(Directions for this task): Read the data and repeat all of it exactly.
──────── Listing ────────
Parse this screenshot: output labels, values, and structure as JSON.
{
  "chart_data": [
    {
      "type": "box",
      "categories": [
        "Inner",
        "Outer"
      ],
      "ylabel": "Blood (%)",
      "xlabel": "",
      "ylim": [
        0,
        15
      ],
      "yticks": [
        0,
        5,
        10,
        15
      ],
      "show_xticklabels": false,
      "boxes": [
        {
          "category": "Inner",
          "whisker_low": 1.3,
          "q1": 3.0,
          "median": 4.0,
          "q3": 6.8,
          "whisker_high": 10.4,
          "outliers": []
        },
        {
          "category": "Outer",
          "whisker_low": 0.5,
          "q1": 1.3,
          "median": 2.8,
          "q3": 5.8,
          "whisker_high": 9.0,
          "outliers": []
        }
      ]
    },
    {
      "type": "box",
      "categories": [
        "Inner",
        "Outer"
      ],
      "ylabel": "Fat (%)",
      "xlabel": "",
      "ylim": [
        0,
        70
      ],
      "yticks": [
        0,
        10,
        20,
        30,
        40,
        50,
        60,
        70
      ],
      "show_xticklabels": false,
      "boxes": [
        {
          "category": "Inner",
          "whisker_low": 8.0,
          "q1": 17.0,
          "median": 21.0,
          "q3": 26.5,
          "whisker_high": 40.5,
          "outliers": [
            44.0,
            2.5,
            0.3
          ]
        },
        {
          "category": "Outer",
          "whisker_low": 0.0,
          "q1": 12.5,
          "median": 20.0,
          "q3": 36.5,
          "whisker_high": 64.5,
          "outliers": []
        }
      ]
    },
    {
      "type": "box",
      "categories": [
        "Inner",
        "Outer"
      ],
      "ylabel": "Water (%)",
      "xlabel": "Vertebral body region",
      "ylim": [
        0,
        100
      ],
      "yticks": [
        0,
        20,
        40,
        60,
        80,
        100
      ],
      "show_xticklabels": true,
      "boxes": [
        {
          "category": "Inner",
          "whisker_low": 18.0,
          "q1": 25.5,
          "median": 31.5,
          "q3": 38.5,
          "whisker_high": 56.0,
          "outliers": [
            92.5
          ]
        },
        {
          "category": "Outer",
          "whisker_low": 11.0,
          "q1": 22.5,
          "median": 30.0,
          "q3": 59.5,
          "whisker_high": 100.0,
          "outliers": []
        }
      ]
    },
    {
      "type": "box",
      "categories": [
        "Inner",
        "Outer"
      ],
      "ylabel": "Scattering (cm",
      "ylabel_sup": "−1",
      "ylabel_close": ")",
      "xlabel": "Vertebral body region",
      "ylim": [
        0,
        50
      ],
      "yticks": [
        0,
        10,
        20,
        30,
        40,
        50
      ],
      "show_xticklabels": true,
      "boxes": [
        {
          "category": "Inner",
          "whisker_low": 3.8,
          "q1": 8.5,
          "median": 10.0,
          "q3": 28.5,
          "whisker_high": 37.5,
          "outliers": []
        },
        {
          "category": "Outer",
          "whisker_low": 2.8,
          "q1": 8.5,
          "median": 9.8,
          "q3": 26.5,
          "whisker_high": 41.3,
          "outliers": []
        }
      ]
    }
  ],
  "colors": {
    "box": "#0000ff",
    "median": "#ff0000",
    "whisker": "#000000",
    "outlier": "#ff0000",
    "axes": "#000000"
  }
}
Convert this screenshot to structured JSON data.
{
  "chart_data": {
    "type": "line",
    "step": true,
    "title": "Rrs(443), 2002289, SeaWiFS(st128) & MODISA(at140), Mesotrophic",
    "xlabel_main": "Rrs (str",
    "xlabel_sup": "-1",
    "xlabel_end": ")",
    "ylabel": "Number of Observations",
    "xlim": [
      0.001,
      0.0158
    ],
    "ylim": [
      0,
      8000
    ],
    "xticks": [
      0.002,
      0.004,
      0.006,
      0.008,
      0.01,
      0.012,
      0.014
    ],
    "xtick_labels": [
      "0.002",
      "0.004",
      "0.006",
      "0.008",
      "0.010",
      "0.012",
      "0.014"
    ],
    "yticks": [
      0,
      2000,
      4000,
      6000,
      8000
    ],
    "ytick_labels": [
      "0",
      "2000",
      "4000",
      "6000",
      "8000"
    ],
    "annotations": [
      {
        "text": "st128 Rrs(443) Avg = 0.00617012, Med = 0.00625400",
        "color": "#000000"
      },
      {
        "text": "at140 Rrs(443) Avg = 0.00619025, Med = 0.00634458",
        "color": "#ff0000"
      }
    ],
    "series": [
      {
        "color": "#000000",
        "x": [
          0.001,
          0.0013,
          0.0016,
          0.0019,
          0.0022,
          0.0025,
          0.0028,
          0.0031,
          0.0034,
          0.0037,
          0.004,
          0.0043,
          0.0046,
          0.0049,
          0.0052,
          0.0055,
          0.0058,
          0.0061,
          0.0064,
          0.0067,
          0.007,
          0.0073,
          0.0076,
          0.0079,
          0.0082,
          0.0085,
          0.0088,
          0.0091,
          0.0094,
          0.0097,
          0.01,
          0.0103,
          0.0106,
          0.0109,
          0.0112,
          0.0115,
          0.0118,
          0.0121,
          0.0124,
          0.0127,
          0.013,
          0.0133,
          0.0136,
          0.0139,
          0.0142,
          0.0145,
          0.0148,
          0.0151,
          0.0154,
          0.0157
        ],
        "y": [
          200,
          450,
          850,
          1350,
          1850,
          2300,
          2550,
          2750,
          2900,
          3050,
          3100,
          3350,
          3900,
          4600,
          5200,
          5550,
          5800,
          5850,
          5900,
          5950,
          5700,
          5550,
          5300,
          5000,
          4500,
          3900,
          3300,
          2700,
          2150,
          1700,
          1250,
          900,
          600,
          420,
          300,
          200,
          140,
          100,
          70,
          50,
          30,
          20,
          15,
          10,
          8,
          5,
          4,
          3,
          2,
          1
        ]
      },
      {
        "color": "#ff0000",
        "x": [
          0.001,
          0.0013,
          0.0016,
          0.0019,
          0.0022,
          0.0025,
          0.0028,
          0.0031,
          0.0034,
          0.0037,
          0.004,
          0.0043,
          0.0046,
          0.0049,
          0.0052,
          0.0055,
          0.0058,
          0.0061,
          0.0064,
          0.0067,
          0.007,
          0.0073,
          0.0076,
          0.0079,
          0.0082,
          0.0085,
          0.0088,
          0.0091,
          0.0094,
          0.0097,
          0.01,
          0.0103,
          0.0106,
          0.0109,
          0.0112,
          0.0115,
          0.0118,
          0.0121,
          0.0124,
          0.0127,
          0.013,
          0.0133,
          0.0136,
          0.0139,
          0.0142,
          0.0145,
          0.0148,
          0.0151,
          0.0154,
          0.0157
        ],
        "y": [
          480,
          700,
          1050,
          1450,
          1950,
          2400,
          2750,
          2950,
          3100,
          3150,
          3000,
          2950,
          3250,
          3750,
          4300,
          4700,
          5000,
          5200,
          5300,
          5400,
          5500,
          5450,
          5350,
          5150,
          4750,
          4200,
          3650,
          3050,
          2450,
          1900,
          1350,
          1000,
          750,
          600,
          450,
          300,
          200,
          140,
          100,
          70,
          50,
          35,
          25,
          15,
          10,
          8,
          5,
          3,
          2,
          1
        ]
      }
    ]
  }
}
────────
(Finished answer):
Parse this screenshot: output labels, values, and structure as JSON.
{
  "chart_data": [
    {
      "type": "box",
      "categories": [
        "Inner",
        "Outer"
      ],
      "ylabel": "Blood (%)",
      "xlabel": "",
      "ylim": [
        0,
        15
      ],
      "yticks": [
        0,
        5,
        10,
        15
      ],
      "show_xticklabels": false,
      "boxes": [
        {
          "category": "Inner",
          "whisker_low": 1.3,
          "q1": 3.0,
          "median": 4.0,
          "q3": 6.8,
          "whisker_high": 10.4,
          "outliers": []
        },
        {
          "category": "Outer",
          "whisker_low": 0.5,
          "q1": 1.3,
          "median": 2.8,
          "q3": 5.8,
          "whisker_high": 9.0,
          "outliers": []
        }
      ]
    },
    {
      "type": "box",
      "categories": [
        "Inner",
        "Outer"
      ],
      "ylabel": "Fat (%)",
      "xlabel": "",
      "ylim": [
        0,
        70
      ],
      "yticks": [
        0,
        10,
        20,
        30,
        40,
        50,
        60,
        70
      ],
      "show_xticklabels": false,
      "boxes": [
        {
          "category": "Inner",
          "whisker_low": 8.0,
          "q1": 17.0,
          "median": 21.0,
          "q3": 26.5,
          "whisker_high": 40.5,
          "outliers": [
            44.0,
            2.5,
            0.3
          ]
        },
        {
          "category": "Outer",
          "whisker_low": 0.0,
          "q1": 12.5,
          "median": 20.0,
          "q3": 36.5,
          "whisker_high": 64.5,
          "outliers": []
        }
      ]
    },
    {
      "type": "box",
      "categories": [
        "Inner",
        "Outer"
      ],
      "ylabel": "Water (%)",
      "xlabel": "Vertebral body region",
      "ylim": [
        0,
        100
      ],
      "yticks": [
        0,
        20,
        40,
        60,
        80,
        100
      ],
      "show_xticklabels": true,
      "boxes": [
        {
          "category": "Inner",
          "whisker_low": 18.0,
          "q1": 25.5,
          "median": 31.5,
          "q3": 38.5,
          "whisker_high": 56.0,
          "outliers": [
            92.5
          ]
        },
        {
          "category": "Outer",
          "whisker_low": 11.0,
          "q1": 22.5,
          "median": 30.0,
          "q3": 59.5,
          "whisker_high": 100.0,
          "outliers": []
        }
      ]
    },
    {
      "type": "box",
      "categories": [
        "Inner",
        "Outer"
      ],
      "ylabel": "Scattering (cm",
      "ylabel_sup": "−1",
      "ylabel_close": ")",
      "xlabel": "Vertebral body region",
      "ylim": [
        0,
        50
      ],
      "yticks": [
        0,
        10,
        20,
        30,
        40,
        50
      ],
      "show_xticklabels": true,
      "boxes": [
        {
          "category": "Inner",
          "whisker_low": 3.8,
          "q1": 8.5,
          "median": 10.0,
          "q3": 28.5,
          "whisker_high": 37.5,
          "outliers": []
        },
        {
          "category": "Outer",
          "whisker_low": 2.8,
          "q1": 8.5,
          "median": 9.8,
          "q3": 26.5,
          "whisker_high": 41.3,
          "outliers": []
        }
      ]
    }
  ],
  "colors": {
    "box": "#0000ff",
    "median": "#ff0000",
    "whisker": "#000000",
    "outlier": "#ff0000",
    "axes": "#000000"
  }
}
Convert this screenshot to structured JSON data.
{
  "chart_data": {
    "type": "line",
    "step": true,
    "title": "Rrs(443), 2002289, SeaWiFS(st128) & MODISA(at140), Mesotrophic",
    "xlabel_main": "Rrs (str",
    "xlabel_sup": "-1",
    "xlabel_end": ")",
    "ylabel": "Number of Observations",
    "xlim": [
      0.001,
      0.0158
    ],
    "ylim": [
      0,
      8000
    ],
    "xticks": [
      0.002,
      0.004,
      0.006,
      0.008,
      0.01,
      0.012,
      0.014
    ],
    "xtick_labels": [
      "0.002",
      "0.004",
      "0.006",
      "0.008",
      "0.010",
      "0.012",
      "0.014"
    ],
    "yticks": [
      0,
      2000,
      4000,
      6000,
      8000
    ],
    "ytick_labels": [
      "0",
      "2000",
      "4000",
      "6000",
      "8000"
    ],
    "annotations": [
      {
        "text": "st128 Rrs(443) Avg = 0.00617012, Med = 0.00625400",
        "color": "#000000"
      },
      {
        "text": "at140 Rrs(443) Avg = 0.00619025, Med = 0.00634458",
        "color": "#ff0000"
      }
    ],
    "series": [
      {
        "color": "#000000",
        "x": [
          0.001,
          0.0013,
          0.0016,
          0.0019,
          0.0022,
          0.0025,
          0.0028,
          0.0031,
          0.0034,
          0.0037,
          0.004,
          0.0043,
          0.0046,
          0.0049,
          0.0052,
          0.0055,
          0.0058,
          0.0061,
          0.0064,
          0.0067,
          0.007,
          0.0073,
          0.0076,
          0.0079,
          0.0082,
          0.0085,
          0.0088,
          0.0091,
          0.0094,
          0.0097,
          0.01,
          0.0103,
          0.0106,
          0.0109,
          0.0112,
          0.0115,
          0.0118,
          0.0121,
          0.0124,
          0.0127,
          0.013,
          0.0133,
          0.0136,
          0.0139,
          0.0142,
          0.0145,
          0.0148,
          0.0151,
          0.0154,
          0.0157
        ],
        "y": [
          200,
          450,
          850,
          1350,
          1850,
          2300,
          2550,
          2750,
          2900,
          3050,
          3100,
          3350,
          3900,
          4600,
          5200,
          5550,
          5800,
          5850,
          5900,
          5950,
          5700,
          5550,
          5300,
          5000,
          4500,
          3900,
          3300,
          2700,
          2150,
          1700,
          1250,
          900,
          600,
          420,
          300,
          200,
          140,
          100,
          70,
          50,
          30,
          20,
          15,
          10,
          8,
          5,
          4,
          3,
          2,
          1
        ]
      },
      {
        "color": "#ff0000",
        "x": [
          0.001,
          0.0013,
          0.0016,
          0.0019,
          0.0022,
          0.0025,
          0.0028,
          0.0031,
          0.0034,
          0.0037,
          0.004,
          0.0043,
          0.0046,
          0.0049,
          0.0052,
          0.0055,
          0.0058,
          0.0061,
          0.0064,
          0.0067,
          0.007,
          0.0073,
          0.0076,
          0.0079,
          0.0082,
          0.0085,
          0.0088,
          0.0091,
          0.0094,
          0.0097,
          0.01,
          0.0103,
          0.0106,
          0.0109,
          0.0112,
          0.0115,
          0.0118,
          0.0121,
          0.0124,
          0.0127,
          0.013,
          0.0133,
          0.0136,
          0.0139,
          0.0142,
          0.0145,
          0.0148,
          0.0151,
          0.0154,
          0.0157
        ],
        "y": [
          480,
          700,
          1050,
          1450,
          1950,
          2400,
          2750,
          2950,
          3100,
          3150,
          3000,
          2950,
          3250,
          3750,
          4300,
          4700,
          5000,
          5200,
          5300,
          5400,
          5500,
          5450,
          5350,
          5150,
          4750,
          4200,
          3650,
          3050,
          2450,
          1900,
          1350,
          1000,
          750,
          600,
          450,
          300,
          200,
          140,
          100,
          70,
          50,
          35,
          25,
          15,
          10,
          8,
          5,
          3,
          2,
          1
        ]
      }
    ]
  }
}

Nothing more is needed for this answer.